- _THE TASK_:
Could you write out the records below exactly as they appear?

┏━━

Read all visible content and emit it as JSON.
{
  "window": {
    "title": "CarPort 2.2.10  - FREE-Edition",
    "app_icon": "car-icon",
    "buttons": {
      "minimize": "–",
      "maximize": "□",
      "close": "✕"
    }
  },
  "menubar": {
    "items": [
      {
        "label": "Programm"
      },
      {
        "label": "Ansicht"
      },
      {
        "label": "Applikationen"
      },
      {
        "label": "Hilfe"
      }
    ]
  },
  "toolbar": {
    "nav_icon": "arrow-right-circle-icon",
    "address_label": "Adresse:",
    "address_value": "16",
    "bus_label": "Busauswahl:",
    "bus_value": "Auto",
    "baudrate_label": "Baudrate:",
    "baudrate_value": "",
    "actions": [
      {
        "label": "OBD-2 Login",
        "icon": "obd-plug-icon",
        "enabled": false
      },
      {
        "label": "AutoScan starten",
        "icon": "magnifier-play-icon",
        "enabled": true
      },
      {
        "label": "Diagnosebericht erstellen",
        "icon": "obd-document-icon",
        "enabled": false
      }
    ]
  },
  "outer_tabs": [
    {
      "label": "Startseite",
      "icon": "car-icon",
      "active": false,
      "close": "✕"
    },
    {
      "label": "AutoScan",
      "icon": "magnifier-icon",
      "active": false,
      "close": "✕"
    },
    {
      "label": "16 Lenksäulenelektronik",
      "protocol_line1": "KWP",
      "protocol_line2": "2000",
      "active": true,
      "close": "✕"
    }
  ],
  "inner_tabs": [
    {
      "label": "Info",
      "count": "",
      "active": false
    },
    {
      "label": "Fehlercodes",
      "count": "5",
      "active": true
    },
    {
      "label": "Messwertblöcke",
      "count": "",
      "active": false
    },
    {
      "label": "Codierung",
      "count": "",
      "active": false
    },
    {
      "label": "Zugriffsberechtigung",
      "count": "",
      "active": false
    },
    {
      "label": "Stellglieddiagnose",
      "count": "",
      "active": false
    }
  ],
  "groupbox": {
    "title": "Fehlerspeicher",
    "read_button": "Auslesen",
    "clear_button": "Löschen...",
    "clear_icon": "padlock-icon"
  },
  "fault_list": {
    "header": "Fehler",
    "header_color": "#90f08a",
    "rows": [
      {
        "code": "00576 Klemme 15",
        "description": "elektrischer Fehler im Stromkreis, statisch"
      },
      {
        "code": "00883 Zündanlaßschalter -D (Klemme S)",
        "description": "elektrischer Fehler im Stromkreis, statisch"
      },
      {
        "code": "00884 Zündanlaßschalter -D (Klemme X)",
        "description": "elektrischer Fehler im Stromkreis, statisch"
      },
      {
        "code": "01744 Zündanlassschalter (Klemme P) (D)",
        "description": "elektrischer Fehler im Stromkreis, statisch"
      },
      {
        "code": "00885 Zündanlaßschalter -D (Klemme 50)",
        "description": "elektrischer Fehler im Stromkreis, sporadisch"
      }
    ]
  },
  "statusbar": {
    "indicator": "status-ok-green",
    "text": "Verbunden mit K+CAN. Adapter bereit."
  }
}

┗━━

- _SOLUTION BELOW_:
Read all visible content and emit it as JSON.
{
  "window": {
    "title": "CarPort 2.2.10  - FREE-Edition",
    "app_icon": "car-icon",
    "buttons": {
      "minimize": "–",
      "maximize": "□",
      "close": "✕"
    }
  },
  "menubar": {
    "items": [
      {
        "label": "Programm"
      },
      {
        "label": "Ansicht"
      },
      {
        "label": "Applikationen"
      },
      {
        "label": "Hilfe"
      }
    ]
  },
  "toolbar": {
    "nav_icon": "arrow-right-circle-icon",
    "address_label": "Adresse:",
    "address_value": "16",
    "bus_label": "Busauswahl:",
    "bus_value": "Auto",
    "baudrate_label": "Baudrate:",
    "baudrate_value": "",
    "actions": [
      {
        "label": "OBD-2 Login",
        "icon": "obd-plug-icon",
        "enabled": false
      },
      {
        "label": "AutoScan starten",
        "icon": "magnifier-play-icon",
        "enabled": true
      },
      {
        "label": "Diagnosebericht erstellen",
        "icon": "obd-document-icon",
        "enabled": false
      }
    ]
  },
  "outer_tabs": [
    {
      "label": "Startseite",
      "icon": "car-icon",
      "active": false,
      "close": "✕"
    },
    {
      "label": "AutoScan",
      "icon": "magnifier-icon",
      "active": false,
      "close": "✕"
    },
    {
      "label": "16 Lenksäulenelektronik",
      "protocol_line1": "KWP",
      "protocol_line2": "2000",
      "active": true,
      "close": "✕"
    }
  ],
  "inner_tabs": [
    {
      "label": "Info",
      "count": "",
      "active": false
    },
    {
      "label": "Fehlercodes",
      "count": "5",
      "active": true
    },
    {
      "label": "Messwertblöcke",
      "count": "",
      "active": false
    },
    {
      "label": "Codierung",
      "count": "",
      "active": false
    },
    {
      "label": "Zugriffsberechtigung",
      "count": "",
      "active": false
    },
    {
      "label": "Stellglieddiagnose",
      "count": "",
      "active": false
    }
  ],
  "groupbox": {
    "title": "Fehlerspeicher",
    "read_button": "Auslesen",
    "clear_button": "Löschen...",
    "clear_icon": "padlock-icon"
  },
  "fault_list": {
    "header": "Fehler",
    "header_color": "#90f08a",
    "rows": [
      {
        "code": "00576 Klemme 15",
        "description": "elektrischer Fehler im Stromkreis, statisch"
      },
      {
        "code": "00883 Zündanlaßschalter -D (Klemme S)",
        "description": "elektrischer Fehler im Stromkreis, statisch"
      },
      {
        "code": "00884 Zündanlaßschalter -D (Klemme X)",
        "description": "elektrischer Fehler im Stromkreis, statisch"
      },
      {
        "code": "01744 Zündanlassschalter (Klemme P) (D)",
        "description": "elektrischer Fehler im Stromkreis, statisch"
      },
      {
        "code": "00885 Zündanlaßschalter -D (Klemme 50)",
        "description": "elektrischer Fehler im Stromkreis, sporadisch"
      }
    ]
  },
  "statusbar": {
    "indicator": "status-ok-green",
    "text": "Verbunden mit K+CAN. Adapter bereit."
  }
}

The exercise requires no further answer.